Short problem. Please give the data below again in full, exactly as it stands.

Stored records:
* * * *
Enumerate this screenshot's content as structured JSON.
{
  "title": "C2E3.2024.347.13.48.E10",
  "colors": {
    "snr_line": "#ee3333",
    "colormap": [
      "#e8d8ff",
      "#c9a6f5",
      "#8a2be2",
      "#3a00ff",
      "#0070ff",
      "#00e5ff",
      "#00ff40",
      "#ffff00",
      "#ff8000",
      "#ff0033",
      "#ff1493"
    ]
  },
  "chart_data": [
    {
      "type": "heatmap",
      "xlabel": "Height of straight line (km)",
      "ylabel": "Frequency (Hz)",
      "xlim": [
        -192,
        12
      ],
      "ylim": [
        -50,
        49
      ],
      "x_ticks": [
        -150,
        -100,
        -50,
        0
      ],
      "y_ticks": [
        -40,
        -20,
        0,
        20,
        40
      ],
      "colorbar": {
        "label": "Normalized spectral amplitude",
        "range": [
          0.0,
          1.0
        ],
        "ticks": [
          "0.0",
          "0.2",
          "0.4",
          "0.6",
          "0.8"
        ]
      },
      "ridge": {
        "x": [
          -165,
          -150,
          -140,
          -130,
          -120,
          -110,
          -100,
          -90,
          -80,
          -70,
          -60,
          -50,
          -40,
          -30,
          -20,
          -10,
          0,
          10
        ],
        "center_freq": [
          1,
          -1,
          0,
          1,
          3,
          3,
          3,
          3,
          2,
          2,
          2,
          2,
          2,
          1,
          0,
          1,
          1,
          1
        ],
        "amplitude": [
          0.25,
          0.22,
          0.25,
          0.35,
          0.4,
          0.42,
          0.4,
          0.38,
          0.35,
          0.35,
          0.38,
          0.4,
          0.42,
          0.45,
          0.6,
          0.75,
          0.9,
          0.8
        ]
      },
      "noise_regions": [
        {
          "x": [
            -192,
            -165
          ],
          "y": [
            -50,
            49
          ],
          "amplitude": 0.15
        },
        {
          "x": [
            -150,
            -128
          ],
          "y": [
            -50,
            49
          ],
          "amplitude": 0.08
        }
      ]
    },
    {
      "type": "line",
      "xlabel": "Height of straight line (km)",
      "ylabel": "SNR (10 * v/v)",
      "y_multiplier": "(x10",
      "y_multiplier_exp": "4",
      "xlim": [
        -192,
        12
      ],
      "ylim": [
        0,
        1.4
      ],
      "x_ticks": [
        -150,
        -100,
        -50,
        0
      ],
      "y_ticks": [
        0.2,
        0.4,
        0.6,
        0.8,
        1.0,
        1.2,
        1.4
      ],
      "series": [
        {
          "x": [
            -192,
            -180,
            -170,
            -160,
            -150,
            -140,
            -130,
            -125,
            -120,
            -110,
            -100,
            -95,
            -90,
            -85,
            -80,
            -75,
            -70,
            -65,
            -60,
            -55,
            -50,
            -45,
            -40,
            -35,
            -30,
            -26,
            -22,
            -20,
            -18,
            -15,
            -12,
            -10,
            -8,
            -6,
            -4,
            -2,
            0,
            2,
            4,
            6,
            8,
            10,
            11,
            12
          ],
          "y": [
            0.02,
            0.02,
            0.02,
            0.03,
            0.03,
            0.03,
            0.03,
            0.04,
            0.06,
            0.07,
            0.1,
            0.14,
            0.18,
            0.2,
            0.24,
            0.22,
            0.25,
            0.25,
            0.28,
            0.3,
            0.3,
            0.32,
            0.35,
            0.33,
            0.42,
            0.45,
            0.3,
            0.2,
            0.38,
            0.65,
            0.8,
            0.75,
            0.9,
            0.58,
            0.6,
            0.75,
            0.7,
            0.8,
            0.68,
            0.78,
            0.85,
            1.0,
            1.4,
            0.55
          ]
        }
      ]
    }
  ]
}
* * * *
Output below.
Enumerate this screenshot's content as structured JSON.
{
  "title": "C2E3.2024.347.13.48.E10",
  "colors": {
    "snr_line": "#ee3333",
    "colormap": [
      "#e8d8ff",
      "#c9a6f5",
      "#8a2be2",
      "#3a00ff",
      "#0070ff",
      "#00e5ff",
      "#00ff40",
      "#ffff00",
      "#ff8000",
      "#ff0033",
      "#ff1493"
    ]
  },
  "chart_data": [
    {
      "type": "heatmap",
      "xlabel": "Height of straight line (km)",
      "ylabel": "Frequency (Hz)",
      "xlim": [
        -192,
        12
      ],
      "ylim": [
        -50,
        49
      ],
      "x_ticks": [
        -150,
        -100,
        -50,
        0
      ],
      "y_ticks": [
        -40,
        -20,
        0,
        20,
        40
      ],
      "colorbar": {
        "label": "Normalized spectral amplitude",
        "range": [
          0.0,
          1.0
        ],
        "ticks": [
          "0.0",
          "0.2",
          "0.4",
          "0.6",
          "0.8"
        ]
      },
      "ridge": {
        "x": [
          -165,
          -150,
          -140,
          -130,
          -120,
          -110,
          -100,
          -90,
          -80,
          -70,
          -60,
          -50,
          -40,
          -30,
          -20,
          -10,
          0,
          10
        ],
        "center_freq": [
          1,
          -1,
          0,
          1,
          3,
          3,
          3,
          3,
          2,
          2,
          2,
          2,
          2,
          1,
          0,
          1,
          1,
          1
        ],
        "amplitude": [
          0.25,
          0.22,
          0.25,
          0.35,
          0.4,
          0.42,
          0.4,
          0.38,
          0.35,
          0.35,
          0.38,
          0.4,
          0.42,
          0.45,
          0.6,
          0.75,
          0.9,
          0.8
        ]
      },
      "noise_regions": [
        {
          "x": [
            -192,
            -165
          ],
          "y": [
            -50,
            49
          ],
          "amplitude": 0.15
        },
        {
          "x": [
            -150,
            -128
          ],
          "y": [
            -50,
            49
          ],
          "amplitude": 0.08
        }
      ]
    },
    {
      "type": "line",
      "xlabel": "Height of straight line (km)",
      "ylabel": "SNR (10 * v/v)",
      "y_multiplier": "(x10",
      "y_multiplier_exp": "4",
      "xlim": [
        -192,
        12
      ],
      "ylim": [
        0,
        1.4
      ],
      "x_ticks": [
        -150,
        -100,
        -50,
        0
      ],
      "y_ticks": [
        0.2,
        0.4,
        0.6,
        0.8,
        1.0,
        1.2,
        1.4
      ],
      "series": [
        {
          "x": [
            -192,
            -180,
            -170,
            -160,
            -150,
            -140,
            -130,
            -125,
            -120,
            -110,
            -100,
            -95,
            -90,
            -85,
            -80,
            -75,
            -70,
            -65,
            -60,
            -55,
            -50,
            -45,
            -40,
            -35,
            -30,
            -26,
            -22,
            -20,
            -18,
            -15,
            -12,
            -10,
            -8,
            -6,
            -4,
            -2,
            0,
            2,
            4,
            6,
            8,
            10,
            11,
            12
          ],
          "y": [
            0.02,
            0.02,
            0.02,
            0.03,
            0.03,
            0.03,
            0.03,
            0.04,
            0.06,
            0.07,
            0.1,
            0.14,
            0.18,
            0.2,
            0.24,
            0.22,
            0.25,
            0.25,
            0.28,
            0.3,
            0.3,
            0.32,
            0.35,
            0.33,
            0.42,
            0.45,
            0.3,
            0.2,
            0.38,
            0.65,
            0.8,
            0.75,
            0.9,
            0.58,
            0.6,
            0.75,
            0.7,
            0.8,
            0.68,
            0.78,
            0.85,
            1.0,
            1.4,
            0.55
          ]
        }
      ]
    }
  ]
}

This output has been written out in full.